-- start of Stored rows --
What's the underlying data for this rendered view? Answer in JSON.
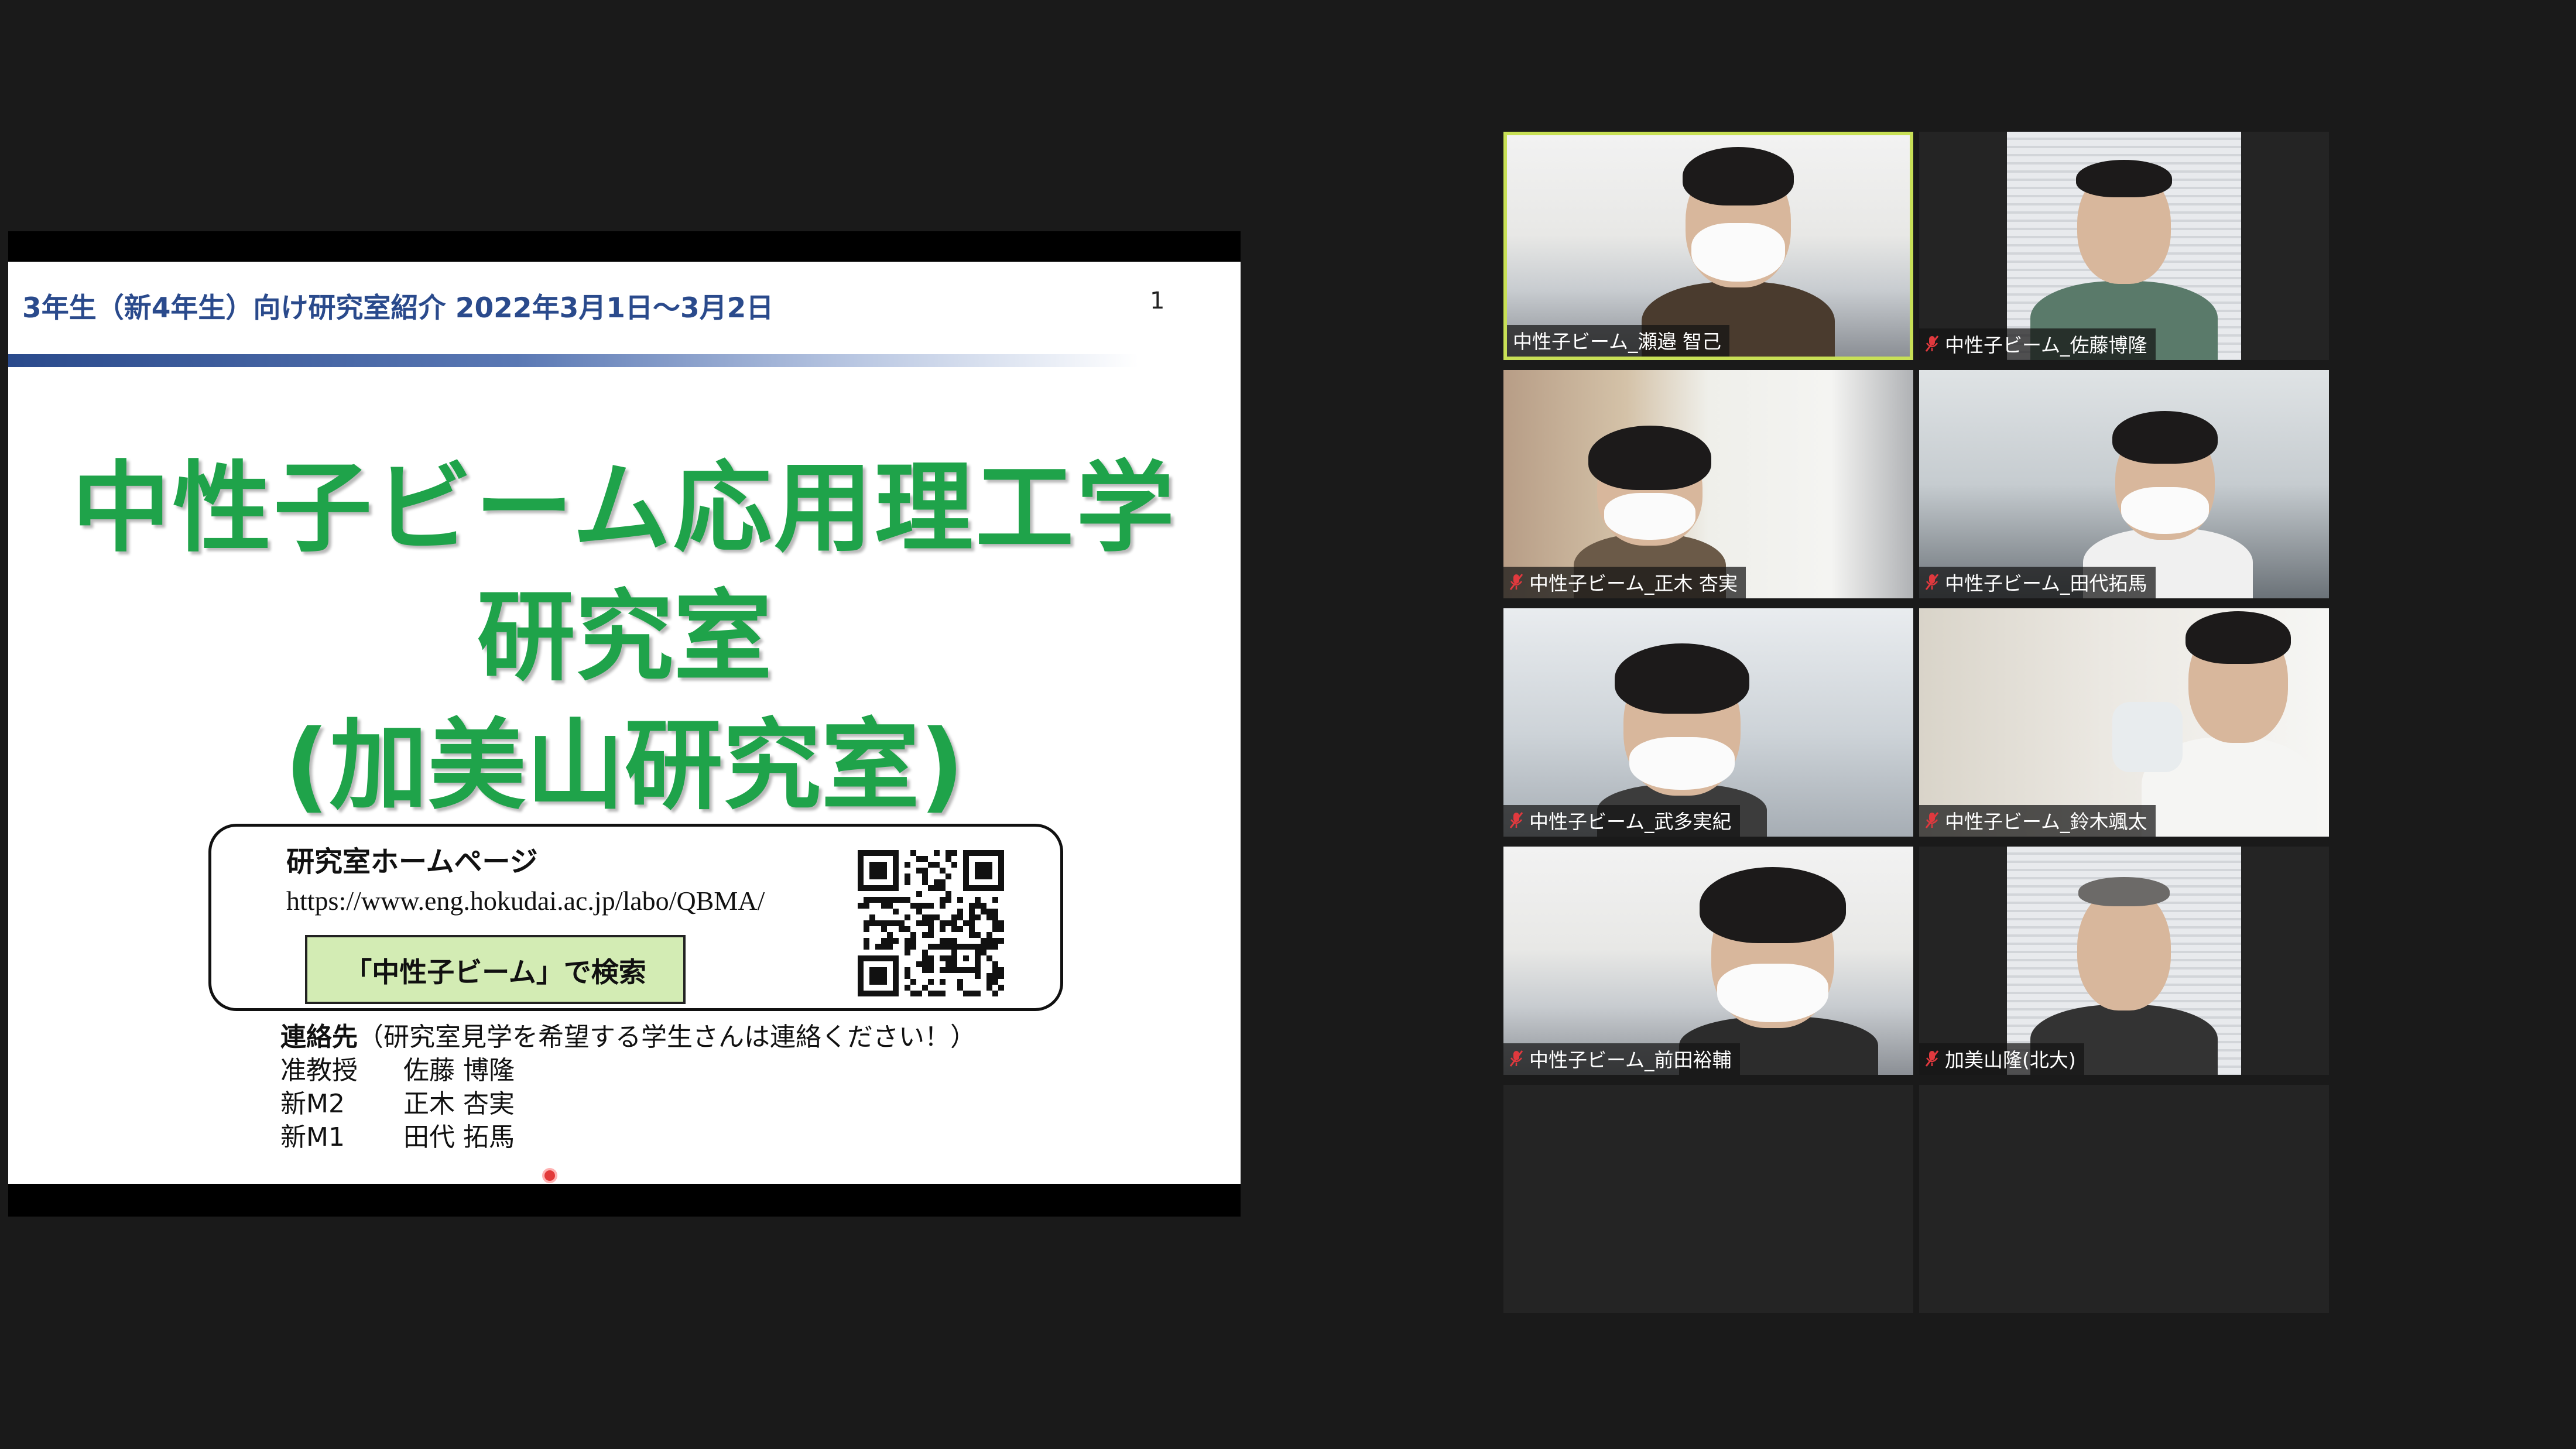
{
  "slide": {
    "header": "3年生（新4年生）向け研究室紹介 2022年3月1日～3月2日",
    "page_number": "1",
    "title_line_1": "中性子ビーム応用理工学",
    "title_line_2": "研究室",
    "title_line_3": "(加美山研究室)",
    "homepage_label": "研究室ホームページ",
    "homepage_url": "https://www.eng.hokudai.ac.jp/labo/QBMA/",
    "search_hint": "「中性子ビーム」で検索",
    "contact_heading": "連絡先",
    "contact_note": "（研究室見学を希望する学生さんは連絡ください！）",
    "contacts": [
      {
        "role": "准教授",
        "name": "佐藤 博隆"
      },
      {
        "role": "新M2",
        "name": "正木 杏実"
      },
      {
        "role": "新M1",
        "name": "田代 拓馬"
      }
    ]
  },
  "colors": {
    "title_green": "#1fa34a",
    "header_blue": "#2a4a8c",
    "active_speaker_border": "#c8e056",
    "muted_icon": "#e0393e"
  },
  "participants": [
    {
      "name": "中性子ビーム_瀬邉 智己",
      "muted": false,
      "active": true
    },
    {
      "name": "中性子ビーム_佐藤博隆",
      "muted": true,
      "active": false
    },
    {
      "name": "中性子ビーム_正木 杏実",
      "muted": true,
      "active": false
    },
    {
      "name": "中性子ビーム_田代拓馬",
      "muted": true,
      "active": false
    },
    {
      "name": "中性子ビーム_武多実紀",
      "muted": true,
      "active": false
    },
    {
      "name": "中性子ビーム_鈴木颯太",
      "muted": true,
      "active": false
    },
    {
      "name": "中性子ビーム_前田裕輔",
      "muted": true,
      "active": false
    },
    {
      "name": "加美山隆(北大)",
      "muted": true,
      "active": false
    }
  ]
}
-- end of Stored rows --
Stated exercise>
Skip the pictures, then retype every line above exactly.

Solved problem>
What's the underlying data for this rendered view? Answer in JSON.
{
  "slide": {
    "header": "3年生（新4年生）向け研究室紹介 2022年3月1日～3月2日",
    "page_number": "1",
    "title_line_1": "中性子ビーム応用理工学",
    "title_line_2": "研究室",
    "title_line_3": "(加美山研究室)",
    "homepage_label": "研究室ホームページ",
    "homepage_url": "https://www.eng.hokudai.ac.jp/labo/QBMA/",
    "search_hint": "「中性子ビーム」で検索",
    "contact_heading": "連絡先",
    "contact_note": "（研究室見学を希望する学生さんは連絡ください！）",
    "contacts": [
      {
        "role": "准教授",
        "name": "佐藤 博隆"
      },
      {
        "role": "新M2",
        "name": "正木 杏実"
      },
      {
        "role": "新M1",
        "name": "田代 拓馬"
      }
    ]
  },
  "colors": {
    "title_green": "#1fa34a",
    "header_blue": "#2a4a8c",
    "active_speaker_border": "#c8e056",
    "muted_icon": "#e0393e"
  },
  "participants": [
    {
      "name": "中性子ビーム_瀬邉 智己",
      "muted": false,
      "active": true
    },
    {
      "name": "中性子ビーム_佐藤博隆",
      "muted": true,
      "active": false
    },
    {
      "name": "中性子ビーム_正木 杏実",
      "muted": true,
      "active": false
    },
    {
      "name": "中性子ビーム_田代拓馬",
      "muted": true,
      "active": false
    },
    {
      "name": "中性子ビーム_武多実紀",
      "muted": true,
      "active": false
    },
    {
      "name": "中性子ビーム_鈴木颯太",
      "muted": true,
      "active": false
    },
    {
      "name": "中性子ビーム_前田裕輔",
      "muted": true,
      "active": false
    },
    {
      "name": "加美山隆(北大)",
      "muted": true,
      "active": false
    }
  ]
}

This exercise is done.